## begin Materials provided
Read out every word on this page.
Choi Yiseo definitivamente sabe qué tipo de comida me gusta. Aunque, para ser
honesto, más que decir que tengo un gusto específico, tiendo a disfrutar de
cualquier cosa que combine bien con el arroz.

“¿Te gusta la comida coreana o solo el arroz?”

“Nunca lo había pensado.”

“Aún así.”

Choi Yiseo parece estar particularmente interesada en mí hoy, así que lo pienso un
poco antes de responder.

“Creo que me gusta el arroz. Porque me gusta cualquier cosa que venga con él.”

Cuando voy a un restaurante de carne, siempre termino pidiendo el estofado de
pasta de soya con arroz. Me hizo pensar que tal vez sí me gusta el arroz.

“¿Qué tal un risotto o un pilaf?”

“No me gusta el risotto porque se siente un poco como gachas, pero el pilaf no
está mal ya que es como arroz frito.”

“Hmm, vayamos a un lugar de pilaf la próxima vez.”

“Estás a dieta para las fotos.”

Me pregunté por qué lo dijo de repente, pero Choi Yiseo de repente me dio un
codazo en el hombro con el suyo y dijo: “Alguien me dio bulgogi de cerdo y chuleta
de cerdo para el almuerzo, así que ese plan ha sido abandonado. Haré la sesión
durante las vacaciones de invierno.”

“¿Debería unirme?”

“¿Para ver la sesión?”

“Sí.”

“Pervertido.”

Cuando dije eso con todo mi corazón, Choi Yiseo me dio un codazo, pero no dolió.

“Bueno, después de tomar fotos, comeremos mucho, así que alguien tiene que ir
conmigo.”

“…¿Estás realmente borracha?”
## end Materials provided
# Exercise directions:
Give the listing above again, word for word.

# Written response:
Read out every word on this page.
Choi Yiseo definitivamente sabe qué tipo de comida me gusta. Aunque, para ser
honesto, más que decir que tengo un gusto específico, tiendo a disfrutar de
cualquier cosa que combine bien con el arroz.

“¿Te gusta la comida coreana o solo el arroz?”

“Nunca lo había pensado.”

“Aún así.”

Choi Yiseo parece estar particularmente interesada en mí hoy, así que lo pienso un
poco antes de responder.

“Creo que me gusta el arroz. Porque me gusta cualquier cosa que venga con él.”

Cuando voy a un restaurante de carne, siempre termino pidiendo el estofado de
pasta de soya con arroz. Me hizo pensar que tal vez sí me gusta el arroz.

“¿Qué tal un risotto o un pilaf?”

“No me gusta el risotto porque se siente un poco como gachas, pero el pilaf no
está mal ya que es como arroz frito.”

“Hmm, vayamos a un lugar de pilaf la próxima vez.”

“Estás a dieta para las fotos.”

Me pregunté por qué lo dijo de repente, pero Choi Yiseo de repente me dio un
codazo en el hombro con el suyo y dijo: “Alguien me dio bulgogi de cerdo y chuleta
de cerdo para el almuerzo, así que ese plan ha sido abandonado. Haré la sesión
durante las vacaciones de invierno.”

“¿Debería unirme?”

“¿Para ver la sesión?”

“Sí.”

“Pervertido.”

Cuando dije eso con todo mi corazón, Choi Yiseo me dio un codazo, pero no dolió.

“Bueno, después de tomar fotos, comeremos mucho, así que alguien tiene que ir
conmigo.”

“…¿Estás realmente borracha?”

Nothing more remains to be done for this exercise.